Leitsatz (amtlich)
1. Eine Stiftung in privatrechtlicher Form ist weder aufgrund finanzieller Zuwendungen des Staates noch aufgrund ihrer Anerkennung als Einrichtung der politischen Bildung durch die Bundeszentrale für politische Bildung noch im Hinblick auf ihre staatlich anerkannte Gemeinnützigkeit daran gehindert, sich auf die Meinungsfreiheit nach Art. 5 Abs. 1 GG zu berufen.
2. Die Äußerung, jemand sei ein "erklärter Antisemit und Holocaust-Relativierer" ist keine Tatsachenbehauptung, sondern eine Meinungsäußerung. Der substanzarme tatsächliche Gehalt dieser pauschalen Bezeichnung tritt hinter das Werturteil zurück.
3. Zur Frage, wann diese Äußerung bei verständiger Beurteilung auf einem im Wesentlichen zutreffenden oder zumindest sachgerecht und vertretbar gewürdigten Tatsachenkern beruht (hier bejaht).
Tenor
1. Die Berufung des Klägers gegen das Urteil des Landgerichts Baden-Baden vom 22. Oktober 2020 - Az. 4 O 62/20 - wird zurückgewiesen.
2. Die Kosten des Berufungsverfahrens fallen dem Kläger zur Last.
3. Dieses und das in Ziff. 1 bezeichnete Urteil des Landgerichts sind vorläufig vollstreckbar.
4. Die Revision wird nicht zugelassen.
Gründe
A. Der Kläger begehrt von der Beklagten, es zu unterlassen, in ihrem Internetportal zu äußern, er sei ein "erklärter Antisemit und Holocaust-Relativierer".
Der Kläger ist Politiker und war [...] von 2016 bis 2021 Mitglied des Landtags von [...]. Er war bis zum 29. September 2020 Mitglied der politischen Partei [...] (nachfolgend: X).

[Aufgabenstellung] Führen Sie das Urteil zur Unterlassungsklage des Klägers im Anschluss an seinen letzten Satz fort. Die anschließenden Zeilen stehen in keinem Zusammenhang mit dem Urteil.

(Eine Folge von Zeilen)
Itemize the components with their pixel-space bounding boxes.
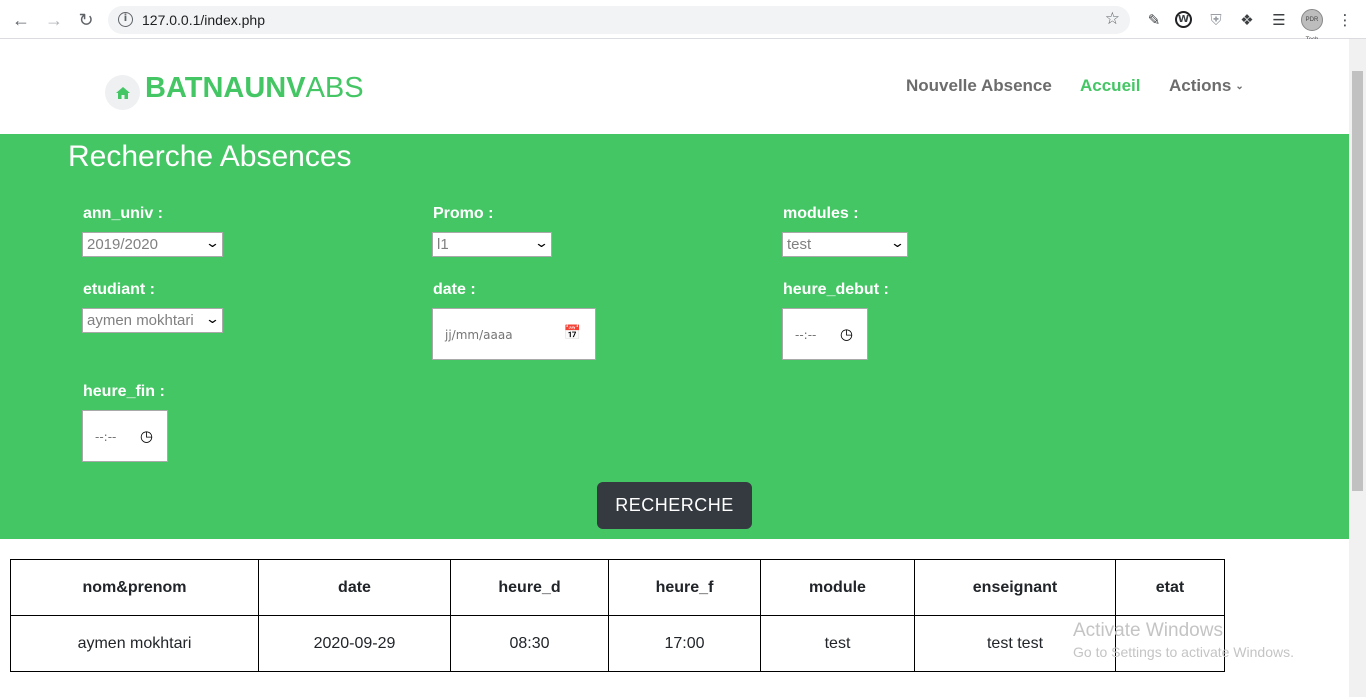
ann-univ-select[interactable]: 2019/2020 ⌄ [82, 232, 223, 257]
menu-kebab-icon[interactable]: ⋮ [1335, 10, 1355, 30]
nav-new-absence[interactable]: Nouvelle Absence [906, 76, 1052, 96]
etudiant-select[interactable]: aymen mokhtari ⌄ [82, 308, 223, 333]
profile-avatar[interactable]: PDR Tech [1301, 9, 1323, 43]
eyedropper-extension-icon[interactable]: ✎ [1144, 10, 1164, 30]
column-header: date [258, 559, 451, 616]
logo-bold-text: BATNAUNV [145, 72, 306, 104]
promo-select[interactable]: l1 ⌄ [432, 232, 552, 257]
table-header-row: nom&prenom date heure_d heure_f module e… [10, 559, 1225, 616]
home-icon[interactable] [105, 75, 140, 110]
shield-extension-icon[interactable]: ⛨ [1206, 10, 1226, 30]
table-cell: aymen mokhtari [10, 615, 259, 672]
promo-label: Promo : [433, 205, 494, 222]
address-bar[interactable]: i 127.0.0.1/index.php ☆ [108, 6, 1130, 34]
reload-icon[interactable]: ↻ [74, 8, 98, 32]
column-header: etat [1115, 559, 1225, 616]
heure-fin-label: heure_fin : [83, 383, 165, 400]
search-panel: Recherche Absences ann_univ : 2019/2020 … [0, 134, 1349, 539]
modules-select[interactable]: test ⌄ [782, 232, 908, 257]
media-playlist-icon[interactable]: ☰ [1269, 10, 1289, 30]
activate-windows-watermark: Activate Windows Go to Settings to activ… [1073, 620, 1294, 660]
heure-fin-input[interactable]: --:-- ◷ [82, 410, 168, 462]
chevron-down-icon: ⌄ [204, 312, 221, 327]
calendar-icon[interactable]: 📅 [564, 325, 581, 341]
heure-fin-placeholder: --:-- [95, 430, 117, 444]
watermark-title: Activate Windows [1073, 620, 1223, 641]
back-arrow-icon[interactable]: ← [9, 8, 33, 32]
logo-light-text: ABS [305, 72, 364, 104]
bookmark-star-icon[interactable]: ☆ [1105, 9, 1120, 29]
ann-univ-value: 2019/2020 [87, 236, 158, 253]
w-extension-icon[interactable]: W [1175, 11, 1192, 28]
clock-icon[interactable]: ◷ [140, 427, 153, 445]
chevron-down-icon: ⌄ [889, 236, 906, 251]
table-cell: test [760, 615, 915, 672]
search-button[interactable]: RECHERCHE [597, 482, 752, 529]
modules-label: modules : [783, 205, 859, 222]
heure-debut-input[interactable]: --:-- ◷ [782, 308, 868, 360]
date-input[interactable]: jj/mm/aaaa 📅 [432, 308, 596, 360]
results-table: nom&prenom date heure_d heure_f module e… [10, 559, 1225, 672]
table-cell: 2020-09-29 [258, 615, 451, 672]
forward-arrow-icon[interactable]: → [42, 8, 66, 32]
page-title: Recherche Absences [68, 140, 352, 173]
column-header: enseignant [914, 559, 1116, 616]
chevron-down-icon: ⌄ [533, 236, 550, 251]
page-scrollbar[interactable] [1349, 39, 1366, 697]
table-cell: 08:30 [450, 615, 609, 672]
ann-univ-label: ann_univ : [83, 205, 164, 222]
promo-value: l1 [437, 236, 449, 253]
browser-toolbar: ← → ↻ i 127.0.0.1/index.php ☆ ✎ W ⛨ ❖ ☰ … [0, 0, 1366, 43]
chevron-down-icon: ⌄ [1235, 81, 1244, 92]
etudiant-value: aymen mokhtari [87, 312, 194, 329]
table-cell: 17:00 [608, 615, 761, 672]
date-placeholder: jj/mm/aaaa [445, 328, 513, 342]
puzzle-extensions-icon[interactable]: ❖ [1237, 10, 1257, 30]
date-label: date : [433, 281, 476, 298]
table-row: aymen mokhtari 2020-09-29 08:30 17:00 te… [10, 615, 1225, 672]
column-header: heure_d [450, 559, 609, 616]
watermark-subtitle: Go to Settings to activate Windows. [1073, 644, 1294, 660]
chevron-down-icon: ⌄ [204, 236, 221, 251]
heure-debut-placeholder: --:-- [795, 328, 817, 342]
heure-debut-label: heure_debut : [783, 281, 889, 298]
column-header: module [760, 559, 915, 616]
etudiant-label: etudiant : [83, 281, 155, 298]
nav-actions[interactable]: Actions ⌄ [1169, 76, 1244, 96]
nav-actions-label: Actions [1169, 76, 1232, 95]
site-header: BATNAUNVABS Nouvelle Absence Accueil Act… [0, 39, 1349, 134]
column-header: nom&prenom [10, 559, 259, 616]
scrollbar-thumb[interactable] [1352, 71, 1363, 491]
modules-value: test [787, 236, 812, 253]
clock-icon[interactable]: ◷ [840, 325, 853, 343]
info-icon[interactable]: i [118, 12, 133, 27]
site-logo[interactable]: BATNAUNVABS [145, 72, 364, 105]
column-header: heure_f [608, 559, 761, 616]
address-url[interactable]: 127.0.0.1/index.php [142, 12, 265, 28]
nav-home[interactable]: Accueil [1080, 76, 1140, 96]
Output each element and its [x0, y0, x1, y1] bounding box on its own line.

[Schriftliche Antwort]
Die Beklagte ist eine Stiftung bürgerlichen Rechts, deren Anliegen die Stärkung der demokratischen Zivilgesellschaft und der Kampf gegen Rechtsextremismus, Rassismus und Antisemitismus ist. Sie betreibt unter anderem das Internetportal mit dem Namen "[...].News" (nachfolgend: Internetportal). Sie ist von der Bundeszentrale für politische Bildung als Träger der politischen Bildung anerkannt und finanziert sich überwiegend aus staatlichen Zuschüssen.
(1) In einer Rede auf einer öffentlichen Veranstaltung der X, über die die Zeitung "Frankfurter Rundschau" am 16.10.2016 berichtete (Anlage B 20) erklärte der Kläger:
"Es ist heute nicht einmal mehr möglich zu fragen, ob sechs Millionen Juden in den KZ umgekommen sind oder ob es vielleicht doch nur viereinhalb Millionen waren".
(2) Im Jahr 2016 war es zu einer Spaltung der X-Fraktion im Landtag von [...] gekommen. Im Zuge der Zusammenführung der X-Fraktion weigerte sich der Kläger zunächst den Zusammenführungsvertrag, dessen Präambel eine Abgrenzung von Antisemitismus und Rassismus enthielt, zu unterschreiben. Wenige Wochen später unterzeichnete er lediglich die Präambel, nicht aber den gesamten Zusammenführungsvertrag.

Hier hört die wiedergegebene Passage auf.